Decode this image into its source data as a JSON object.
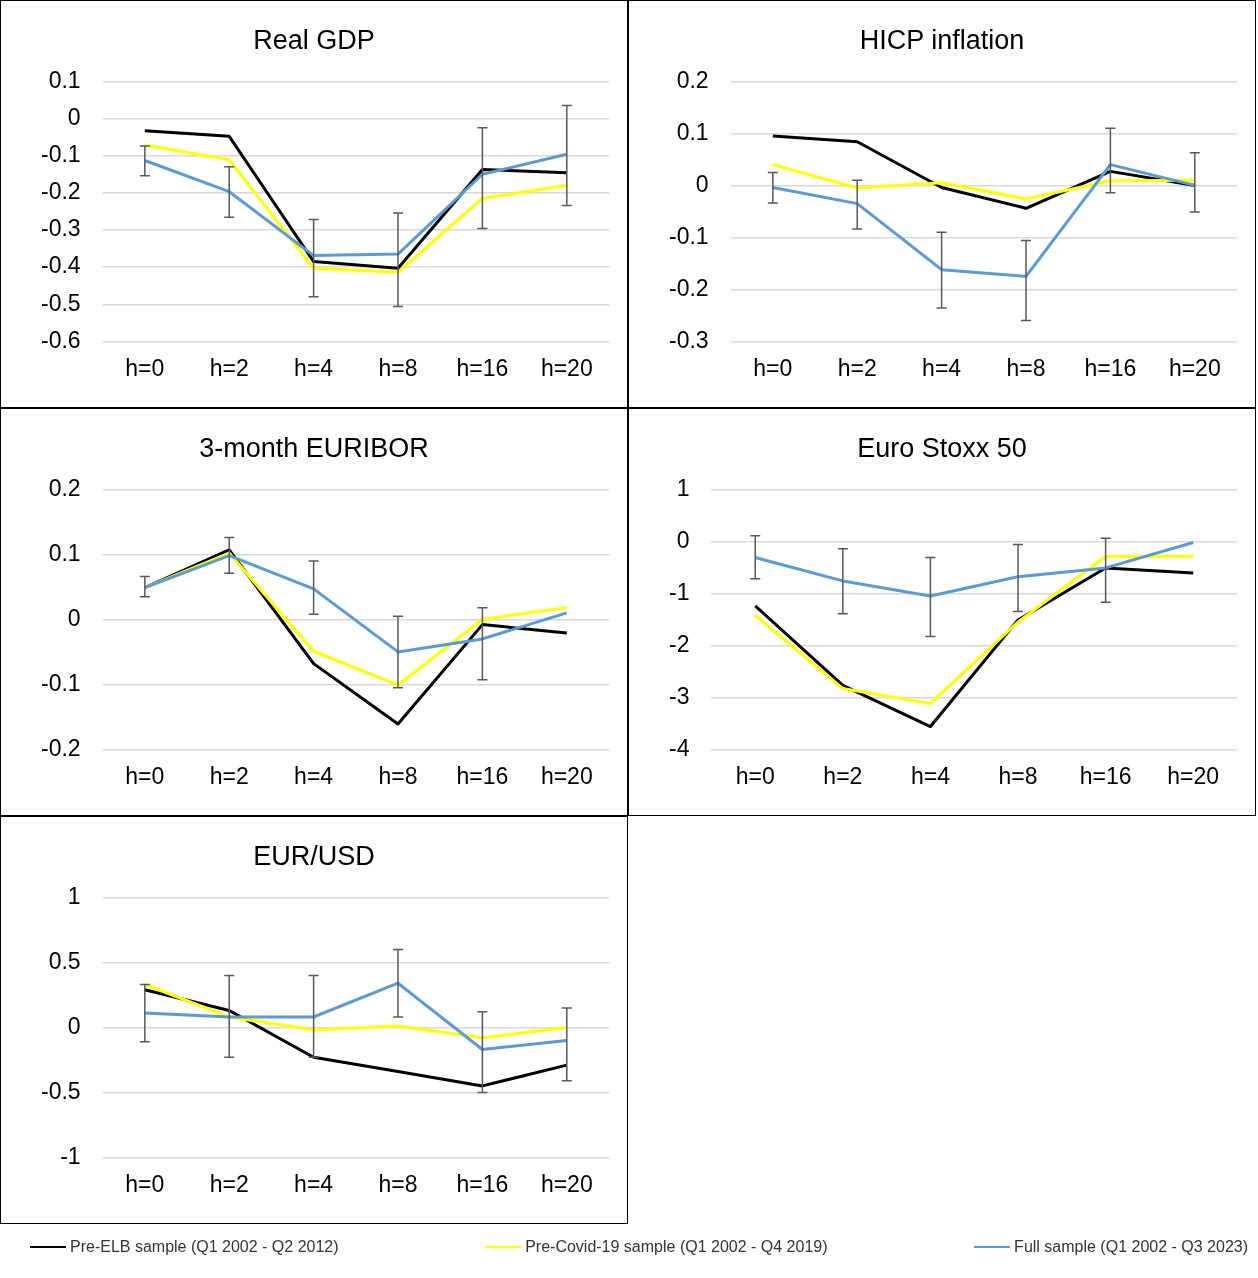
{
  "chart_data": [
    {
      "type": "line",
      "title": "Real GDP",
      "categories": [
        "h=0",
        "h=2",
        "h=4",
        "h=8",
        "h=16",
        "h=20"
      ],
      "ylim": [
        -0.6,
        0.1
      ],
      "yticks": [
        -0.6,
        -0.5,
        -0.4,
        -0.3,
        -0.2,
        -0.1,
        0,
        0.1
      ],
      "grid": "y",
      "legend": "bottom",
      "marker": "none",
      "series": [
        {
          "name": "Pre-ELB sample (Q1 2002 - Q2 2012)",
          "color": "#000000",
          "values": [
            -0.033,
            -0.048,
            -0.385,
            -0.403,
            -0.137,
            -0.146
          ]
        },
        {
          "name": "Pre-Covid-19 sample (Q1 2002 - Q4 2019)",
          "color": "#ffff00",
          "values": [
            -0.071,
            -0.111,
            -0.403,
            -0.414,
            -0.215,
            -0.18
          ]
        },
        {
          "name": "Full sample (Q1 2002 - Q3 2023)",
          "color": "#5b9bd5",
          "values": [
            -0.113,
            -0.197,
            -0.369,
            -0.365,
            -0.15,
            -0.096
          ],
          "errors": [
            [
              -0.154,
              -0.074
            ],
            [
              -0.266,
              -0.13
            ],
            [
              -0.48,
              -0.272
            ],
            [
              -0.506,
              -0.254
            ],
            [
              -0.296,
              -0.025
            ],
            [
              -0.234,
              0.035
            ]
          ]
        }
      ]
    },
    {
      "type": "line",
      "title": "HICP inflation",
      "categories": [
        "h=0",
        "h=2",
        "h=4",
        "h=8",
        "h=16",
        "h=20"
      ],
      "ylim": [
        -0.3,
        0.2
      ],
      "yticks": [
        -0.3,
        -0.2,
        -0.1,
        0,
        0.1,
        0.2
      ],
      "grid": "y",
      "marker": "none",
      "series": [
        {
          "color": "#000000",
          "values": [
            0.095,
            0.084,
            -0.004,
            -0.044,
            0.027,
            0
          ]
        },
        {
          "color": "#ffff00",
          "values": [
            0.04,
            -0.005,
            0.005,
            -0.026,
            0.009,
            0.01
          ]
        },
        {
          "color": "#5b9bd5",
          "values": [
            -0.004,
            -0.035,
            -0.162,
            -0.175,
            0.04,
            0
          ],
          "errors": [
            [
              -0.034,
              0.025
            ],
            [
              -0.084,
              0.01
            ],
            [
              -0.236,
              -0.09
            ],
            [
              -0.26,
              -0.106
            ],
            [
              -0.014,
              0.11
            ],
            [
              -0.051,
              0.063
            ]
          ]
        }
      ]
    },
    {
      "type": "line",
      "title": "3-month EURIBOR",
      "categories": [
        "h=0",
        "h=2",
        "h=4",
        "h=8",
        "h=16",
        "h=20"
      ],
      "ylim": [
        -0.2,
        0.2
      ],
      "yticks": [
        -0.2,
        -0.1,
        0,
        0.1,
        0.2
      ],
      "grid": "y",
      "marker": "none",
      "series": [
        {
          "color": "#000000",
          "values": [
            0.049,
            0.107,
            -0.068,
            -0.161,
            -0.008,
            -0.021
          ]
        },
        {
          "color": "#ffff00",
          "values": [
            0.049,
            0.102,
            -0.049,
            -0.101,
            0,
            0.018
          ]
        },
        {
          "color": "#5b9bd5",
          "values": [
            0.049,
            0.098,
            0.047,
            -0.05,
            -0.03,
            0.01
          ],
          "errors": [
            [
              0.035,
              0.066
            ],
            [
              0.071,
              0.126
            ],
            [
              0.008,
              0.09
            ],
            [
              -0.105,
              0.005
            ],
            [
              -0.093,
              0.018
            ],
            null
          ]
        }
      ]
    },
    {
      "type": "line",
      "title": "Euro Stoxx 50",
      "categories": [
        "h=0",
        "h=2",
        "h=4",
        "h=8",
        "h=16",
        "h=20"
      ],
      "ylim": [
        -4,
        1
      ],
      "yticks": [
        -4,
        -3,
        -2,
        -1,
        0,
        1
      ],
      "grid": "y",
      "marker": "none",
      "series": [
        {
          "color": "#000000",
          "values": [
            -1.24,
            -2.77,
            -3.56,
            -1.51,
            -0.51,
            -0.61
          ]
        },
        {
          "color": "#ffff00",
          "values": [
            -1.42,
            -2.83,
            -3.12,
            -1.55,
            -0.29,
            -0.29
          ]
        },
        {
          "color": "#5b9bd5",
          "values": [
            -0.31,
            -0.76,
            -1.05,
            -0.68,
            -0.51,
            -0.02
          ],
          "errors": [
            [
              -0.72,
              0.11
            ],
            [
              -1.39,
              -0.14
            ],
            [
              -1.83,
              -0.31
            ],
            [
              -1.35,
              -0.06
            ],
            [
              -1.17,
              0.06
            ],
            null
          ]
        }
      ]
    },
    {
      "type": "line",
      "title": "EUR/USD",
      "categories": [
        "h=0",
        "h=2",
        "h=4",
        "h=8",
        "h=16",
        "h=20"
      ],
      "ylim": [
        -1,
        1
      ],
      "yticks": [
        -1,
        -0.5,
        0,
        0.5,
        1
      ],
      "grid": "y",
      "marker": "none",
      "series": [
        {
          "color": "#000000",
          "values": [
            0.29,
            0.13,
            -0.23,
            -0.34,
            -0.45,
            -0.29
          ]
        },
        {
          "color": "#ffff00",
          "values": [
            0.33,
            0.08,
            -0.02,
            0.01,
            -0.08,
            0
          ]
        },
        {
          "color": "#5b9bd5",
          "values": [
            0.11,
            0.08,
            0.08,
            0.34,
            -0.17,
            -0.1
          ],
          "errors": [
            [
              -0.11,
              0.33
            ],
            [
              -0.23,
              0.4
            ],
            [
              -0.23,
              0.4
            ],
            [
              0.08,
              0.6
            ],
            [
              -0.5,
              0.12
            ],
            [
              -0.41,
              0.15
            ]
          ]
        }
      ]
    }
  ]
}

--

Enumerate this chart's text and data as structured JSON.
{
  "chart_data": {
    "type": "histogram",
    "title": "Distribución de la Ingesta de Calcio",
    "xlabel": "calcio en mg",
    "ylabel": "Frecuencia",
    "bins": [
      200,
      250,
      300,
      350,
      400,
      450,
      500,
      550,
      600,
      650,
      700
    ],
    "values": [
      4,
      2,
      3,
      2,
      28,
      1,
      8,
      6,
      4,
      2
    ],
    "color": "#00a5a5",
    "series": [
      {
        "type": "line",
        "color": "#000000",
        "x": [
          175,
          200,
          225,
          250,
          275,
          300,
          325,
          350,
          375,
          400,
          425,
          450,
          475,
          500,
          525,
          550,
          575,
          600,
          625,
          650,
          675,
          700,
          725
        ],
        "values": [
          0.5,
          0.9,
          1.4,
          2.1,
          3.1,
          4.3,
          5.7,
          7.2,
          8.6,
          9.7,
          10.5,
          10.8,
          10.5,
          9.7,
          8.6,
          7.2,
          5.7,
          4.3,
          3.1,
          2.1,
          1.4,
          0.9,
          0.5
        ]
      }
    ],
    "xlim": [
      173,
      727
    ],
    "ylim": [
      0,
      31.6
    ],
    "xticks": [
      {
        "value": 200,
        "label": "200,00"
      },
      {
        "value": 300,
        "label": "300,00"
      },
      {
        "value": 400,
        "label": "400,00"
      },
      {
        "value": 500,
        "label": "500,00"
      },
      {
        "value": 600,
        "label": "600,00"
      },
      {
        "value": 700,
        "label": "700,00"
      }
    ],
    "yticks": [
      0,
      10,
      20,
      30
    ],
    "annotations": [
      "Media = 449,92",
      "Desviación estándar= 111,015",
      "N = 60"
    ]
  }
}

## WHAT YOU SHOULD DO:
Using the material above, copy every line in which the string "name" occurs.

## ANSWER BELOW:
          "name": "Pre-ELB sample (Q1 2002 - Q2 2012)",
          "name": "Pre-Covid-19 sample (Q1 2002 - Q4 2019)",
          "name": "Full sample (Q1 2002 - Q3 2023)",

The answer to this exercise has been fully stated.